*Figure record extracts*
▬▬▬▬▬▬
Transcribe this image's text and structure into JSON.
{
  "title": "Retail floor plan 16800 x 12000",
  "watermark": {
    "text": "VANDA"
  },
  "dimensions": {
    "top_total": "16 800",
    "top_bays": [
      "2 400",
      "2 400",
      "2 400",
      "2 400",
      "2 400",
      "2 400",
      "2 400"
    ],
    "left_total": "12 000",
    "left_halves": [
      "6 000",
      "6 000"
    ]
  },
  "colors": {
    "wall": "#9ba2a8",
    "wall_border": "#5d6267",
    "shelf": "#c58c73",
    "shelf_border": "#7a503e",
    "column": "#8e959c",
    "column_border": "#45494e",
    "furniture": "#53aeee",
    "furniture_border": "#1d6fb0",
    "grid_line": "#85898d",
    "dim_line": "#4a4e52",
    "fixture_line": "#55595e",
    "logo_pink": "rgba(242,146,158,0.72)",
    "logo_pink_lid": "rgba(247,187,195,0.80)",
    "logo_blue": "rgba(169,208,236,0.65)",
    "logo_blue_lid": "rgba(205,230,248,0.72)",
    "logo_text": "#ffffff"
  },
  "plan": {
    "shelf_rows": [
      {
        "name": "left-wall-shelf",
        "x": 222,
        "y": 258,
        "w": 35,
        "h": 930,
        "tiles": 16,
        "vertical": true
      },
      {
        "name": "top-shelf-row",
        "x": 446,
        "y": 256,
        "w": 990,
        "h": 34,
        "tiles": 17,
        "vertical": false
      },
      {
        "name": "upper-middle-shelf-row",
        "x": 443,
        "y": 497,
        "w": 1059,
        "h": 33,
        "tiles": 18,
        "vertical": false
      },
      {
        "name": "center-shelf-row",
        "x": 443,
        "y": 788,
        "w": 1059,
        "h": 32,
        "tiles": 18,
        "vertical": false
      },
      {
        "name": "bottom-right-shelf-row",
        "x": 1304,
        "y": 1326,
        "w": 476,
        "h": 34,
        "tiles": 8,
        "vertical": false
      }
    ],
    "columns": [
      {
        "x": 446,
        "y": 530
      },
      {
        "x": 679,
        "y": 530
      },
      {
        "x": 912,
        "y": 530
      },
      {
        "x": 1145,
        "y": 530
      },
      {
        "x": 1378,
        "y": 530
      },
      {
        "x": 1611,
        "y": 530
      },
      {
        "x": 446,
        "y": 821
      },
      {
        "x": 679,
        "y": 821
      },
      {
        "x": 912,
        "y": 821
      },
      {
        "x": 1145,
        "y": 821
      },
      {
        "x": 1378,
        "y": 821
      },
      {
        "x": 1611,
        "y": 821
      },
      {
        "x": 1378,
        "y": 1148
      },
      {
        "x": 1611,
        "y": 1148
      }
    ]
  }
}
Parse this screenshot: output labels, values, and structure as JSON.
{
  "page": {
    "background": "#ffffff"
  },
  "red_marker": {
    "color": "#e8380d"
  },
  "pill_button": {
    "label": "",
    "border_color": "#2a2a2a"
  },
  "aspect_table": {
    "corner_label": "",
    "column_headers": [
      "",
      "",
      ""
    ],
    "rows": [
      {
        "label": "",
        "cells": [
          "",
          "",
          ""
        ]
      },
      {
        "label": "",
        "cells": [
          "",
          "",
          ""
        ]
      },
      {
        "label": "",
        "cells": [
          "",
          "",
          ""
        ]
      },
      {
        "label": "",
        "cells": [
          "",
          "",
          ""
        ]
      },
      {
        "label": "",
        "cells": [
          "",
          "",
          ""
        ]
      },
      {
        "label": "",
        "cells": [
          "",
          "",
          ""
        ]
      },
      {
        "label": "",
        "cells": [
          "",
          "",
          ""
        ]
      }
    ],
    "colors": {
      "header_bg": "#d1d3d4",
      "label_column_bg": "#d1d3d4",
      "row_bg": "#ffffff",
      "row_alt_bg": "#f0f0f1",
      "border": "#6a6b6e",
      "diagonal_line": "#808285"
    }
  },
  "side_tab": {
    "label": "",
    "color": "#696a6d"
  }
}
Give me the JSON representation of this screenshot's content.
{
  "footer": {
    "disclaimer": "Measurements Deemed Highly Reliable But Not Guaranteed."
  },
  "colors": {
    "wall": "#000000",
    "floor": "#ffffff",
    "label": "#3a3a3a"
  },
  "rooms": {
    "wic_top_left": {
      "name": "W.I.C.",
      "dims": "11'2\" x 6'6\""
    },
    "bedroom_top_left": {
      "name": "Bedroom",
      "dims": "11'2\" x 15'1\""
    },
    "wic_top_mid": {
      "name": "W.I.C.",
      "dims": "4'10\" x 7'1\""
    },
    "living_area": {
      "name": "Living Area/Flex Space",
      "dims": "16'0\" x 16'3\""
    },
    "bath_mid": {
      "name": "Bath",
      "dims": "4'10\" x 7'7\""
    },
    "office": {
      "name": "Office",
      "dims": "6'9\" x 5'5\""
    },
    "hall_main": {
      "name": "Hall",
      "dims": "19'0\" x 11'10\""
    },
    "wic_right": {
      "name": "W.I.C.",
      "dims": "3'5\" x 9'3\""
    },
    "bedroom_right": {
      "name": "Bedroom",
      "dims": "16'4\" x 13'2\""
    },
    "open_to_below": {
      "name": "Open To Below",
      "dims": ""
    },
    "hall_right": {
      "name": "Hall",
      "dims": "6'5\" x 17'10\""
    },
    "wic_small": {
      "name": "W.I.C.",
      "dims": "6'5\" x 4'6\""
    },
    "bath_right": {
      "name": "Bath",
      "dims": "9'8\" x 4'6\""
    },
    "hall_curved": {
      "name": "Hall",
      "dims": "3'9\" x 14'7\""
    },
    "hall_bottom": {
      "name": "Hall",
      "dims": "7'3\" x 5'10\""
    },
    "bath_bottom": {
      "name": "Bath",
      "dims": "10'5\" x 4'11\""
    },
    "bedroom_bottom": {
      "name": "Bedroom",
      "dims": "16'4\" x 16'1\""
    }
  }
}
▬▬▬▬▬▬
*YOUR GOAL*
The listing above should be transcribed in full, exactly as written.

*ANSWER TO THIS TASK*
Transcribe this image's text and structure into JSON.
{
  "title": "Retail floor plan 16800 x 12000",
  "watermark": {
    "text": "VANDA"
  },
  "dimensions": {
    "top_total": "16 800",
    "top_bays": [
      "2 400",
      "2 400",
      "2 400",
      "2 400",
      "2 400",
      "2 400",
      "2 400"
    ],
    "left_total": "12 000",
    "left_halves": [
      "6 000",
      "6 000"
    ]
  },
  "colors": {
    "wall": "#9ba2a8",
    "wall_border": "#5d6267",
    "shelf": "#c58c73",
    "shelf_border": "#7a503e",
    "column": "#8e959c",
    "column_border": "#45494e",
    "furniture": "#53aeee",
    "furniture_border": "#1d6fb0",
    "grid_line": "#85898d",
    "dim_line": "#4a4e52",
    "fixture_line": "#55595e",
    "logo_pink": "rgba(242,146,158,0.72)",
    "logo_pink_lid": "rgba(247,187,195,0.80)",
    "logo_blue": "rgba(169,208,236,0.65)",
    "logo_blue_lid": "rgba(205,230,248,0.72)",
    "logo_text": "#ffffff"
  },
  "plan": {
    "shelf_rows": [
      {
        "name": "left-wall-shelf",
        "x": 222,
        "y": 258,
        "w": 35,
        "h": 930,
        "tiles": 16,
        "vertical": true
      },
      {
        "name": "top-shelf-row",
        "x": 446,
        "y": 256,
        "w": 990,
        "h": 34,
        "tiles": 17,
        "vertical": false
      },
      {
        "name": "upper-middle-shelf-row",
        "x": 443,
        "y": 497,
        "w": 1059,
        "h": 33,
        "tiles": 18,
        "vertical": false
      },
      {
        "name": "center-shelf-row",
        "x": 443,
        "y": 788,
        "w": 1059,
        "h": 32,
        "tiles": 18,
        "vertical": false
      },
      {
        "name": "bottom-right-shelf-row",
        "x": 1304,
        "y": 1326,
        "w": 476,
        "h": 34,
        "tiles": 8,
        "vertical": false
      }
    ],
    "columns": [
      {
        "x": 446,
        "y": 530
      },
      {
        "x": 679,
        "y": 530
      },
      {
        "x": 912,
        "y": 530
      },
      {
        "x": 1145,
        "y": 530
      },
      {
        "x": 1378,
        "y": 530
      },
      {
        "x": 1611,
        "y": 530
      },
      {
        "x": 446,
        "y": 821
      },
      {
        "x": 679,
        "y": 821
      },
      {
        "x": 912,
        "y": 821
      },
      {
        "x": 1145,
        "y": 821
      },
      {
        "x": 1378,
        "y": 821
      },
      {
        "x": 1611,
        "y": 821
      },
      {
        "x": 1378,
        "y": 1148
      },
      {
        "x": 1611,
        "y": 1148
      }
    ]
  }
}
Parse this screenshot: output labels, values, and structure as JSON.
{
  "page": {
    "background": "#ffffff"
  },
  "red_marker": {
    "color": "#e8380d"
  },
  "pill_button": {
    "label": "",
    "border_color": "#2a2a2a"
  },
  "aspect_table": {
    "corner_label": "",
    "column_headers": [
      "",
      "",
      ""
    ],
    "rows": [
      {
        "label": "",
        "cells": [
          "",
          "",
          ""
        ]
      },
      {
        "label": "",
        "cells": [
          "",
          "",
          ""
        ]
      },
      {
        "label": "",
        "cells": [
          "",
          "",
          ""
        ]
      },
      {
        "label": "",
        "cells": [
          "",
          "",
          ""
        ]
      },
      {
        "label": "",
        "cells": [
          "",
          "",
          ""
        ]
      },
      {
        "label": "",
        "cells": [
          "",
          "",
          ""
        ]
      },
      {
        "label": "",
        "cells": [
          "",
          "",
          ""
        ]
      }
    ],
    "colors": {
      "header_bg": "#d1d3d4",
      "label_column_bg": "#d1d3d4",
      "row_bg": "#ffffff",
      "row_alt_bg": "#f0f0f1",
      "border": "#6a6b6e",
      "diagonal_line": "#808285"
    }
  },
  "side_tab": {
    "label": "",
    "color": "#696a6d"
  }
}
Give me the JSON representation of this screenshot's content.
{
  "footer": {
    "disclaimer": "Measurements Deemed Highly Reliable But Not Guaranteed."
  },
  "colors": {
    "wall": "#000000",
    "floor": "#ffffff",
    "label": "#3a3a3a"
  },
  "rooms": {
    "wic_top_left": {
      "name": "W.I.C.",
      "dims": "11'2\" x 6'6\""
    },
    "bedroom_top_left": {
      "name": "Bedroom",
      "dims": "11'2\" x 15'1\""
    },
    "wic_top_mid": {
      "name": "W.I.C.",
      "dims": "4'10\" x 7'1\""
    },
    "living_area": {
      "name": "Living Area/Flex Space",
      "dims": "16'0\" x 16'3\""
    },
    "bath_mid": {
      "name": "Bath",
      "dims": "4'10\" x 7'7\""
    },
    "office": {
      "name": "Office",
      "dims": "6'9\" x 5'5\""
    },
    "hall_main": {
      "name": "Hall",
      "dims": "19'0\" x 11'10\""
    },
    "wic_right": {
      "name": "W.I.C.",
      "dims": "3'5\" x 9'3\""
    },
    "bedroom_right": {
      "name": "Bedroom",
      "dims": "16'4\" x 13'2\""
    },
    "open_to_below": {
      "name": "Open To Below",
      "dims": ""
    },
    "hall_right": {
      "name": "Hall",
      "dims": "6'5\" x 17'10\""
    },
    "wic_small": {
      "name": "W.I.C.",
      "dims": "6'5\" x 4'6\""
    },
    "bath_right": {
      "name": "Bath",
      "dims": "9'8\" x 4'6\""
    },
    "hall_curved": {
      "name": "Hall",
      "dims": "3'9\" x 14'7\""
    },
    "hall_bottom": {
      "name": "Hall",
      "dims": "7'3\" x 5'10\""
    },
    "bath_bottom": {
      "name": "Bath",
      "dims": "10'5\" x 4'11\""
    },
    "bedroom_bottom": {
      "name": "Bedroom",
      "dims": "16'4\" x 16'1\""
    }
  }
}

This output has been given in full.